Requirement: Copy each line containing the word "приложение" from the records that follow, please.

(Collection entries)

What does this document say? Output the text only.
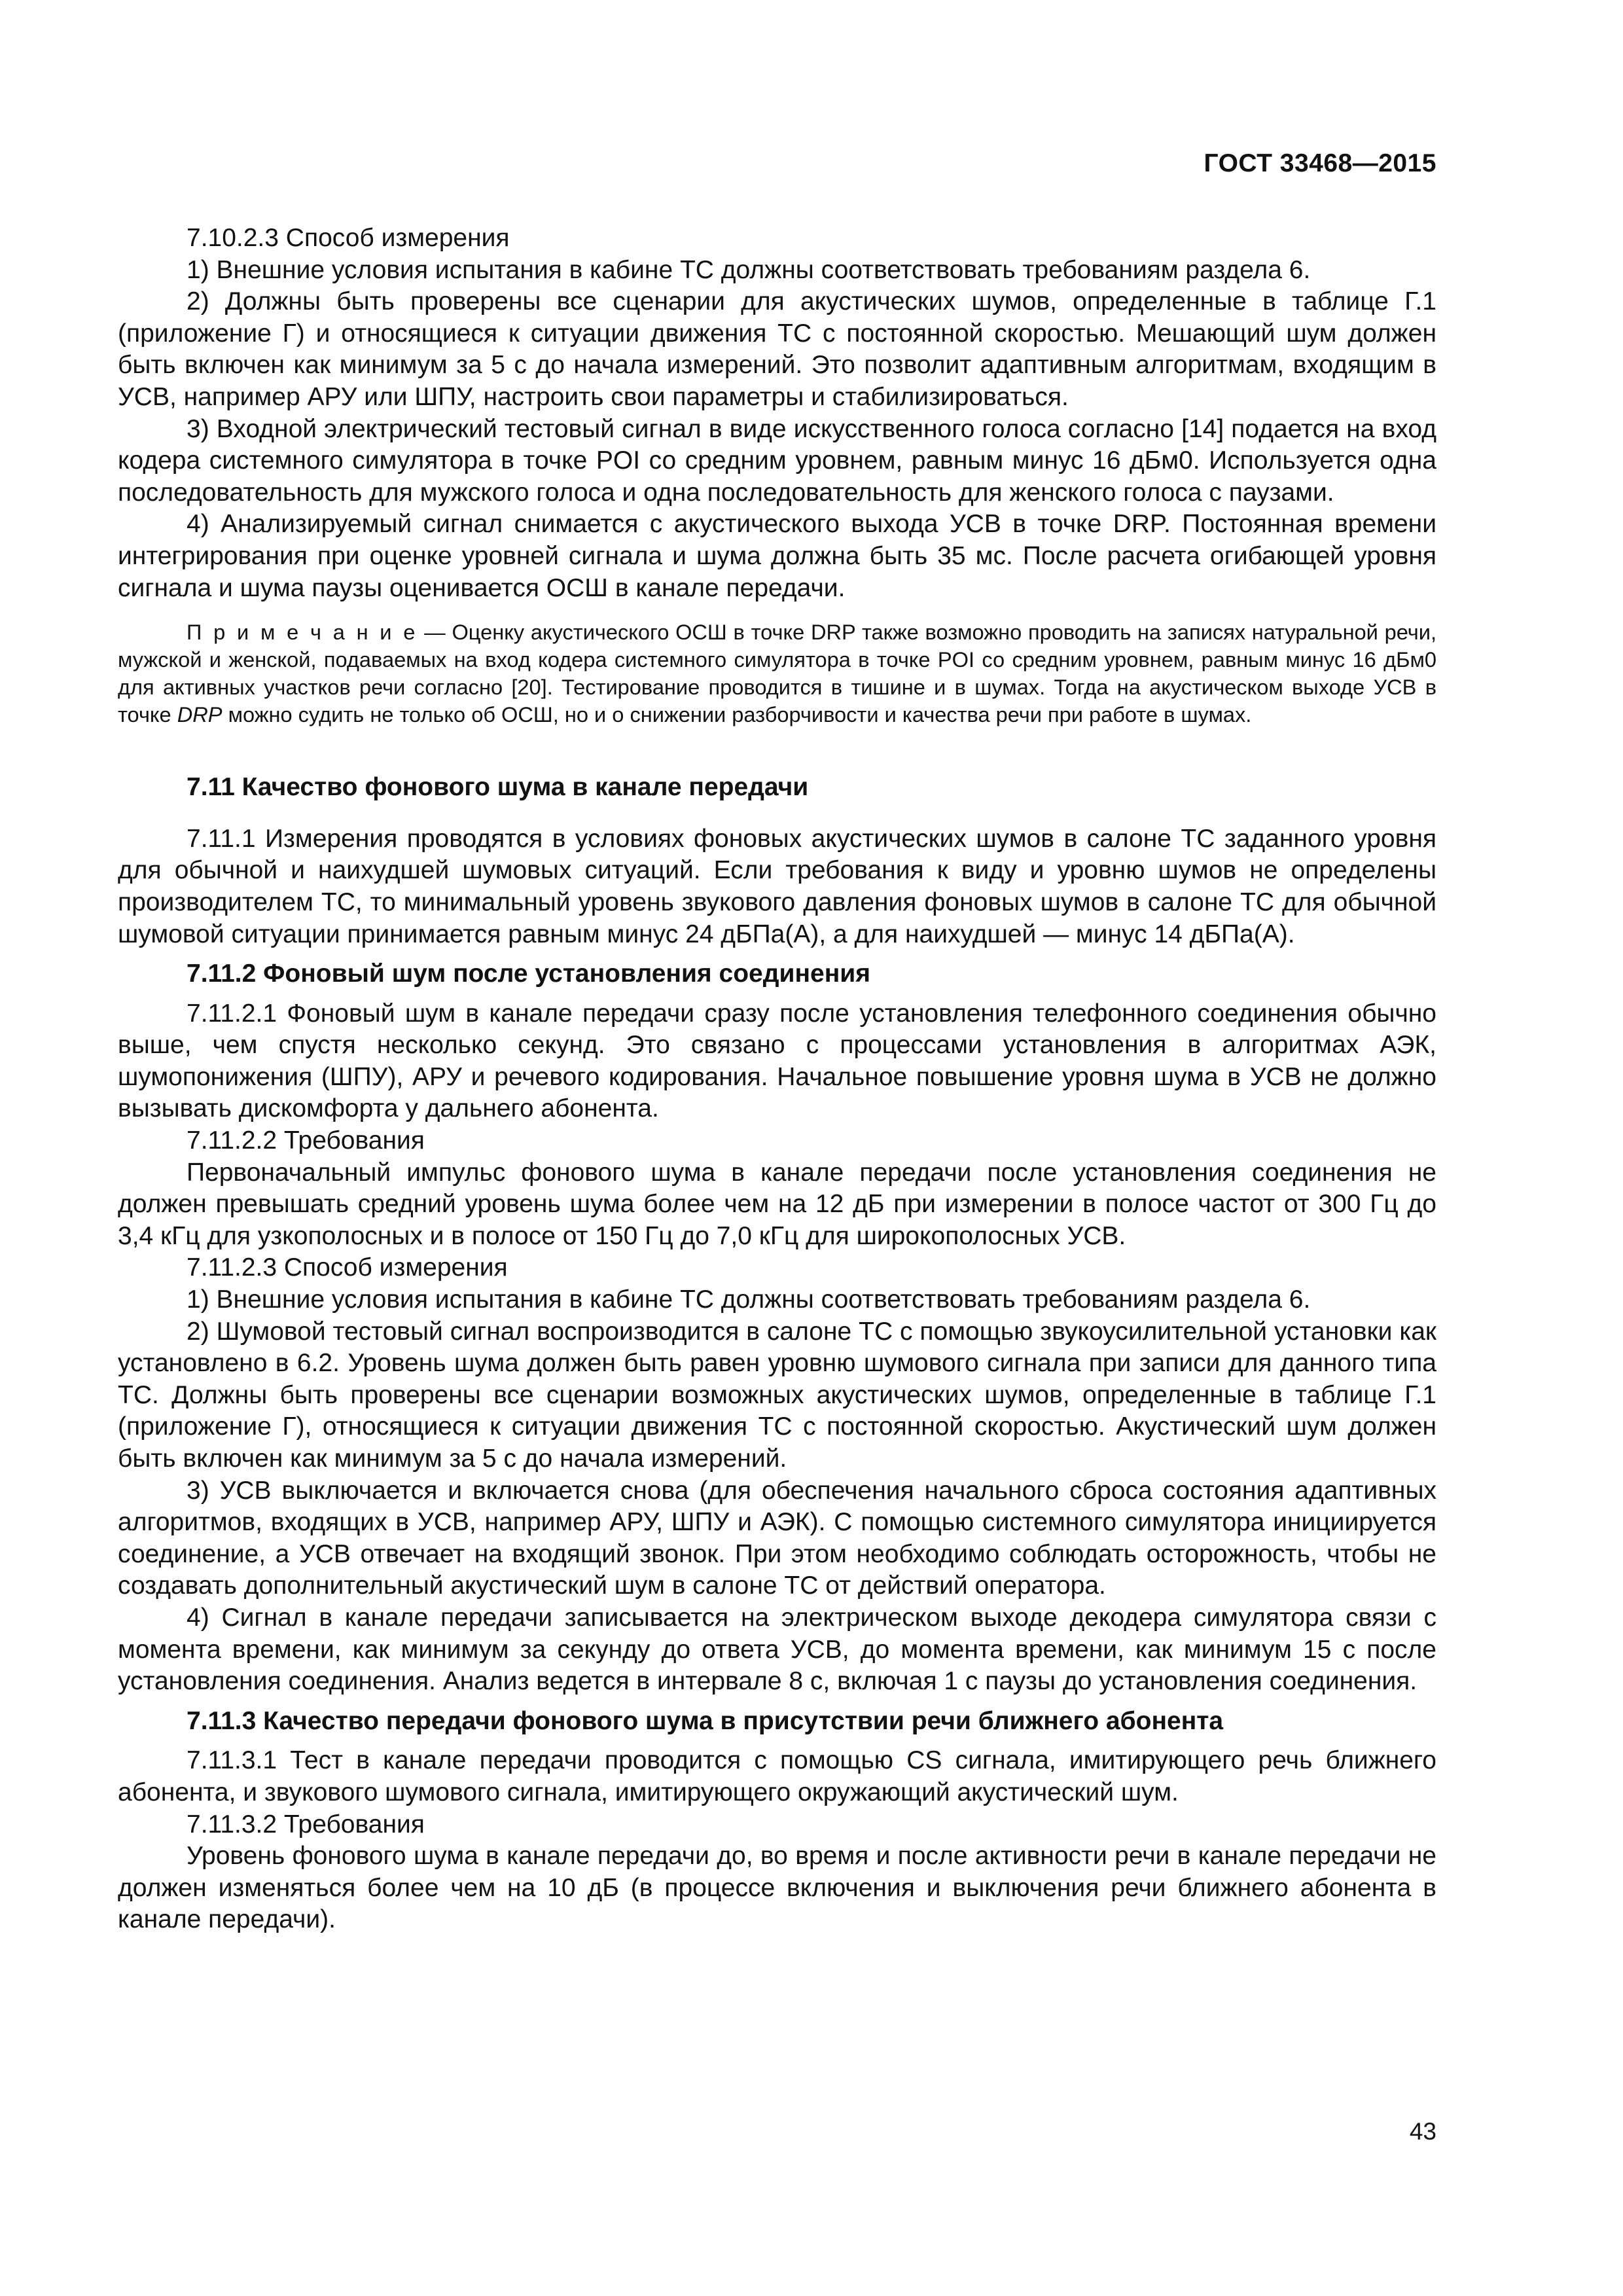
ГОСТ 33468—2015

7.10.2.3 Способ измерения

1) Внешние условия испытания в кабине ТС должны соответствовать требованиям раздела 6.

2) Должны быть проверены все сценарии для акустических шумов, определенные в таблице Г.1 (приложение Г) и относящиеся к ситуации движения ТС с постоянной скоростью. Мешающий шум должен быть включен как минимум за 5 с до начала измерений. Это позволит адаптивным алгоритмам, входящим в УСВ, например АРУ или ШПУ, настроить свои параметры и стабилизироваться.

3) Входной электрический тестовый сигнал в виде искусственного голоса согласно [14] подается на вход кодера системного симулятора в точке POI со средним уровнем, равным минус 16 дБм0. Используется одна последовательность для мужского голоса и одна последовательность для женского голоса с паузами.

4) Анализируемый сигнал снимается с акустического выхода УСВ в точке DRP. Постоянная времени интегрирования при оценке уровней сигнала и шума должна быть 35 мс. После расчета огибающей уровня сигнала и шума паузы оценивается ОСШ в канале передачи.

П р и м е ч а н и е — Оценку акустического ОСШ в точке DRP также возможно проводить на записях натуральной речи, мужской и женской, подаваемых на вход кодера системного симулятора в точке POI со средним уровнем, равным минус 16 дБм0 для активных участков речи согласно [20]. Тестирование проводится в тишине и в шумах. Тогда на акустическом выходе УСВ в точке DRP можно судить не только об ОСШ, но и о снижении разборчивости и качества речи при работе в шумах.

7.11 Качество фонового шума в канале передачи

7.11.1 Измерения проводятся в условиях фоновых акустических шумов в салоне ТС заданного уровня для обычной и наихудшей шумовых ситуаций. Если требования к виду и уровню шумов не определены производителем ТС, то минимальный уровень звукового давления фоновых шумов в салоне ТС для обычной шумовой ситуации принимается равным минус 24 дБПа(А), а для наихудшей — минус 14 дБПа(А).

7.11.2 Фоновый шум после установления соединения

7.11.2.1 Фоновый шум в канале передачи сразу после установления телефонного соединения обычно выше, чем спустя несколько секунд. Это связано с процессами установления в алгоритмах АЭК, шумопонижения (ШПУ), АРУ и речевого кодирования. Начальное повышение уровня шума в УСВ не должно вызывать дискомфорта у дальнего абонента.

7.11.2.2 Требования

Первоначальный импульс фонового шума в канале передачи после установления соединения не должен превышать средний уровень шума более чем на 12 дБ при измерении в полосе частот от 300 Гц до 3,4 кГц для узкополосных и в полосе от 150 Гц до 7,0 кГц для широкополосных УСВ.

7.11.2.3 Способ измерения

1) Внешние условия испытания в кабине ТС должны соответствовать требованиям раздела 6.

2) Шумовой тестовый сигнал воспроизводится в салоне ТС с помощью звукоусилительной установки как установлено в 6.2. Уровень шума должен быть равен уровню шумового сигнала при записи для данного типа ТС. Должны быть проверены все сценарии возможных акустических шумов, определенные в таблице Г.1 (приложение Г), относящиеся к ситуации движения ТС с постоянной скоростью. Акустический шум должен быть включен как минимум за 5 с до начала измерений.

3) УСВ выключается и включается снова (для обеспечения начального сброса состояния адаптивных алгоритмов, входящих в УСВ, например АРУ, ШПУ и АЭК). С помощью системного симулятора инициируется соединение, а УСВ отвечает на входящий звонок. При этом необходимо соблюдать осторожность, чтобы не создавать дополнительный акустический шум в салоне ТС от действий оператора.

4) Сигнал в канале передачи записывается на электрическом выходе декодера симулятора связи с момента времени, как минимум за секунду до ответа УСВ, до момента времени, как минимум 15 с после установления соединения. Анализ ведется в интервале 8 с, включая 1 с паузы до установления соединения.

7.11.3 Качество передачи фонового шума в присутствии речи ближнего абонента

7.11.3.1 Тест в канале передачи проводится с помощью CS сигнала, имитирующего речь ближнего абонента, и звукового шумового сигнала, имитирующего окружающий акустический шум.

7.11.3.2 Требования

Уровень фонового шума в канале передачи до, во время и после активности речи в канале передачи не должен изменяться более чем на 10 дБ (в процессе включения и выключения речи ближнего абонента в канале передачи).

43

Response to this exercise:
2) Должны быть проверены все сценарии для акустических шумов, определенные в таблице Г.1 (приложение Г) и относящиеся к ситуации движения ТС с постоянной скоростью. Мешающий шум должен быть включен как минимум за 5 с до начала измерений. Это позволит адаптивным алгоритмам, входящим в УСВ, например АРУ или ШПУ, настроить свои параметры и стабилизироваться.
2) Шумовой тестовый сигнал воспроизводится в салоне ТС с помощью звукоусилительной установки как установлено в 6.2. Уровень шума должен быть равен уровню шумового сигнала при записи для данного типа ТС. Должны быть проверены все сценарии возможных акустических шумов, определенные в таблице Г.1 (приложение Г), относящиеся к ситуации движения ТС с постоянной скоростью. Акустический шум должен быть включен как минимум за 5 с до начала измерений.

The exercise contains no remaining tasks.